=== EXERCISE AIM ===
Gather up the lines with the word "Δασαρχείου" in them.

* BEGIN DATA PROVIDED *

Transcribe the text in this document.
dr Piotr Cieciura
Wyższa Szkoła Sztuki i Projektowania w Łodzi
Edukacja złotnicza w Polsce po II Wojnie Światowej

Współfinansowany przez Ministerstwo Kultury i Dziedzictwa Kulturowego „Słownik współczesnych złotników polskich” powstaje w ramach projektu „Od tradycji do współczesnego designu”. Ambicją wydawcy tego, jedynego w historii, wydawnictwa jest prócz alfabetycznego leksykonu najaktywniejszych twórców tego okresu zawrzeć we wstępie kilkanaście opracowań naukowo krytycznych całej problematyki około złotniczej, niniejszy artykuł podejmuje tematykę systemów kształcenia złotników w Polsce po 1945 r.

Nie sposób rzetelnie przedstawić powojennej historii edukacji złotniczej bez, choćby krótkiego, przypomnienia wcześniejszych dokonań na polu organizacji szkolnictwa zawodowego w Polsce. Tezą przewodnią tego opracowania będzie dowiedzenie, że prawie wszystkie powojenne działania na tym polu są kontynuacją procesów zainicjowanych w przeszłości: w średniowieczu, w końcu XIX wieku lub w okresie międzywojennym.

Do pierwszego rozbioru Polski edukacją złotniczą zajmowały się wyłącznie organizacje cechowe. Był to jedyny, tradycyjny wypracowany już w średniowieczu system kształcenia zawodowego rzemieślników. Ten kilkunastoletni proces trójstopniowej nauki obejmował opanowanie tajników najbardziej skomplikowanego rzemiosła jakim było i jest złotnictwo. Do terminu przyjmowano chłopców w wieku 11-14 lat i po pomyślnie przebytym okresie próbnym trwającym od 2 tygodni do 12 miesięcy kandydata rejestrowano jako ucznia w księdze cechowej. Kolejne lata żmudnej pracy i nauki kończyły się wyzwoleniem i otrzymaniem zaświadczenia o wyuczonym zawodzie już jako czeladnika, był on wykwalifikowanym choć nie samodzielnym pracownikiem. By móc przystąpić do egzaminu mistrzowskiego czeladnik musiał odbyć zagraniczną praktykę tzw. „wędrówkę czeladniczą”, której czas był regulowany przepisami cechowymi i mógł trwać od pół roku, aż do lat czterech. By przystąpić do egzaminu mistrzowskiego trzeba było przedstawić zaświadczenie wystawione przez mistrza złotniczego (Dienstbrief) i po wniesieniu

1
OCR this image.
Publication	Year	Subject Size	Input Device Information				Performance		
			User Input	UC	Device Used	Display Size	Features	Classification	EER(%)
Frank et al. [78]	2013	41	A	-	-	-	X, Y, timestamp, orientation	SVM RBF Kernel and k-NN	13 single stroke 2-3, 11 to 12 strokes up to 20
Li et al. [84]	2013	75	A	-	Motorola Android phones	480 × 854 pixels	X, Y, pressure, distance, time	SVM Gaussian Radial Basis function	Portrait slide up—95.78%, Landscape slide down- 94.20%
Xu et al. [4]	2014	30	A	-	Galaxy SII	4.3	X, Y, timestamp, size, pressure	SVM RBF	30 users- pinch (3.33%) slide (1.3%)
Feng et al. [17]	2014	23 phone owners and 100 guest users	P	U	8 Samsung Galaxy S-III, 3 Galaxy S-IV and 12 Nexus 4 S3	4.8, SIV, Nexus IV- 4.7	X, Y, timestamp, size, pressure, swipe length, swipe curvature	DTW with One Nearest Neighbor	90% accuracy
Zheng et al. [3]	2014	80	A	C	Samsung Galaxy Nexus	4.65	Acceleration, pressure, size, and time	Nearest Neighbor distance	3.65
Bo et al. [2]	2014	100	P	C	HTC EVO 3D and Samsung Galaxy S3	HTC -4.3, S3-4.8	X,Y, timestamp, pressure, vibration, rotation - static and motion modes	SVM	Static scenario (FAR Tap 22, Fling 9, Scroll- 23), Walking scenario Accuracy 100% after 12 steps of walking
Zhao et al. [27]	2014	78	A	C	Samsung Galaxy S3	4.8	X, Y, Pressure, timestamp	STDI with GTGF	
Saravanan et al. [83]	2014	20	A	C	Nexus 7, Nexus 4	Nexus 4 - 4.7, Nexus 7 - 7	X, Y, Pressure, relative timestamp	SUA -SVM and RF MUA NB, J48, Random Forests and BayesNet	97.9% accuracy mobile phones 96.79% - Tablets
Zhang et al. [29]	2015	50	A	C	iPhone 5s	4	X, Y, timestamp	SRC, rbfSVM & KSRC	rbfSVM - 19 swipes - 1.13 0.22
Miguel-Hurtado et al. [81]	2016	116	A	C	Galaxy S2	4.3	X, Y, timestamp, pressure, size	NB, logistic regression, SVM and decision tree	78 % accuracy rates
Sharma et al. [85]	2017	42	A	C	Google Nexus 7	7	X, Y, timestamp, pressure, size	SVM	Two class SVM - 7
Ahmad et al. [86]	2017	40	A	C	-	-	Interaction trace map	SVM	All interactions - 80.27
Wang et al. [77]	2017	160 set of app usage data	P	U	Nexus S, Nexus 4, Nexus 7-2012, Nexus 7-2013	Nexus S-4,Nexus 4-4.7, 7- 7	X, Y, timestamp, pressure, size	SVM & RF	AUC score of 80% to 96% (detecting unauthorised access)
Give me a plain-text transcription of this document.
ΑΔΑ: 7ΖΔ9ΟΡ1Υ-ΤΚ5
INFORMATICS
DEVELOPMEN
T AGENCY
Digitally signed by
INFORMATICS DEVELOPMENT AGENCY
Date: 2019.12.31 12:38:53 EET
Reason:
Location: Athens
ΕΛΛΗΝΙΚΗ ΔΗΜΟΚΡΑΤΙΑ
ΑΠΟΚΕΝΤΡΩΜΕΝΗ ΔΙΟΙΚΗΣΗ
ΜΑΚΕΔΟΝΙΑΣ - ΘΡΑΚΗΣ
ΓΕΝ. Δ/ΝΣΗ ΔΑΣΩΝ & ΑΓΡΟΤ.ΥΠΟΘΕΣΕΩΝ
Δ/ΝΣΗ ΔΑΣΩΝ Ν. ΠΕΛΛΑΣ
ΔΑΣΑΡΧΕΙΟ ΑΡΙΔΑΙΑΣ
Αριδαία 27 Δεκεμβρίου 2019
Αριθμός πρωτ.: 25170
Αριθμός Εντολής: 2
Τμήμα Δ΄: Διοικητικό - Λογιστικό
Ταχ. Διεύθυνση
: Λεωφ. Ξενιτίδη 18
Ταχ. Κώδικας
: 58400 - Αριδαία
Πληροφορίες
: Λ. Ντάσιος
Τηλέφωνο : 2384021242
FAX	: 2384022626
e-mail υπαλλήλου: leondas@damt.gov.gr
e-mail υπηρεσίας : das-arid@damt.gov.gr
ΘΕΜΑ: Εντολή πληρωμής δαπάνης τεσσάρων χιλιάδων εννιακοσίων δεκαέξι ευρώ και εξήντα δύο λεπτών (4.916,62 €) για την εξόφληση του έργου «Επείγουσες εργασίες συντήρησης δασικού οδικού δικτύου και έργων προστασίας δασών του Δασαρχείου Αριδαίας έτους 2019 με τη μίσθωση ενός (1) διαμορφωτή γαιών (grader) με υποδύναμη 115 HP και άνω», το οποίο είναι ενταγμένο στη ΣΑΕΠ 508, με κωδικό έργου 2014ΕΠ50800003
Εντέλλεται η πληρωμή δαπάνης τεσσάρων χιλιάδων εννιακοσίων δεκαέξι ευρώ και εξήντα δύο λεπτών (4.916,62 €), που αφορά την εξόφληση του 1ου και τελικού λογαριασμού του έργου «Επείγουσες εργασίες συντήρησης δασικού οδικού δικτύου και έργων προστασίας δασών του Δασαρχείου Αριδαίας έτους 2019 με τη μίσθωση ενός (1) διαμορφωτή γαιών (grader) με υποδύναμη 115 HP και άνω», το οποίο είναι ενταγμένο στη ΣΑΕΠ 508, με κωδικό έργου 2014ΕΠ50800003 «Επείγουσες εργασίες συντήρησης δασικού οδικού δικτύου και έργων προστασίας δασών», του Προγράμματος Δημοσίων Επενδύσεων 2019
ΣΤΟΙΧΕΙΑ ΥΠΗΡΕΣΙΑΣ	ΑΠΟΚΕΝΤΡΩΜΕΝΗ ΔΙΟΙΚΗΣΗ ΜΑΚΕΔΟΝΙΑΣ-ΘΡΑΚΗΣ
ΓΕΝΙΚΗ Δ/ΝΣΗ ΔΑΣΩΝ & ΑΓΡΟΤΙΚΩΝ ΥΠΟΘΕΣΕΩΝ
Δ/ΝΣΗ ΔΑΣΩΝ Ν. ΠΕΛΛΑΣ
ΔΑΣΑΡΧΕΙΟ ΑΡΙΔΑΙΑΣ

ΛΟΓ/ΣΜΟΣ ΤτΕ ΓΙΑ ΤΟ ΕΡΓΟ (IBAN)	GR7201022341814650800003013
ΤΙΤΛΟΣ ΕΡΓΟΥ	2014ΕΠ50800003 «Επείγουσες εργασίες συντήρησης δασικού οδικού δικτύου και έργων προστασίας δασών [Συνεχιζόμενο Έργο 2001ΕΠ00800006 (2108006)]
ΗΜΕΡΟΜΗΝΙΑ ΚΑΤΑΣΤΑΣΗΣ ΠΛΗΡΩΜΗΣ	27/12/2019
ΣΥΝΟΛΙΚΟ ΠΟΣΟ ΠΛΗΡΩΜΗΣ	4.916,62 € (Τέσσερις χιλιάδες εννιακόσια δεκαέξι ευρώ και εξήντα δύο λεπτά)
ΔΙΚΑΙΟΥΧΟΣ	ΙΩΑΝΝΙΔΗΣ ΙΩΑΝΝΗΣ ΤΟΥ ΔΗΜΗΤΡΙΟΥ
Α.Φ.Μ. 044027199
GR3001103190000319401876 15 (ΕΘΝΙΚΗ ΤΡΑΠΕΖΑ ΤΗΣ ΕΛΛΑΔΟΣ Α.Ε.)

* END DATA PROVIDED *

=== RESULT ===
ΘΕΜΑ: Εντολή πληρωμής δαπάνης τεσσάρων χιλιάδων εννιακοσίων δεκαέξι ευρώ και εξήντα δύο λεπτών (4.916,62 €) για την εξόφληση του έργου «Επείγουσες εργασίες συντήρησης δασικού οδικού δικτύου και έργων προστασίας δασών του Δασαρχείου Αριδαίας έτους 2019 με τη μίσθωση ενός (1) διαμορφωτή γαιών (grader) με υποδύναμη 115 HP και άνω», το οποίο είναι ενταγμένο στη ΣΑΕΠ 508, με κωδικό έργου 2014ΕΠ50800003
Εντέλλεται η πληρωμή δαπάνης τεσσάρων χιλιάδων εννιακοσίων δεκαέξι ευρώ και εξήντα δύο λεπτών (4.916,62 €), που αφορά την εξόφληση του 1ου και τελικού λογαριασμού του έργου «Επείγουσες εργασίες συντήρησης δασικού οδικού δικτύου και έργων προστασίας δασών του Δασαρχείου Αριδαίας έτους 2019 με τη μίσθωση ενός (1) διαμορφωτή γαιών (grader) με υποδύναμη 115 HP και άνω», το οποίο είναι ενταγμένο στη ΣΑΕΠ 508, με κωδικό έργου 2014ΕΠ50800003 «Επείγουσες εργασίες συντήρησης δασικού οδικού δικτύου και έργων προστασίας δασών», του Προγράμματος Δημοσίων Επενδύσεων 2019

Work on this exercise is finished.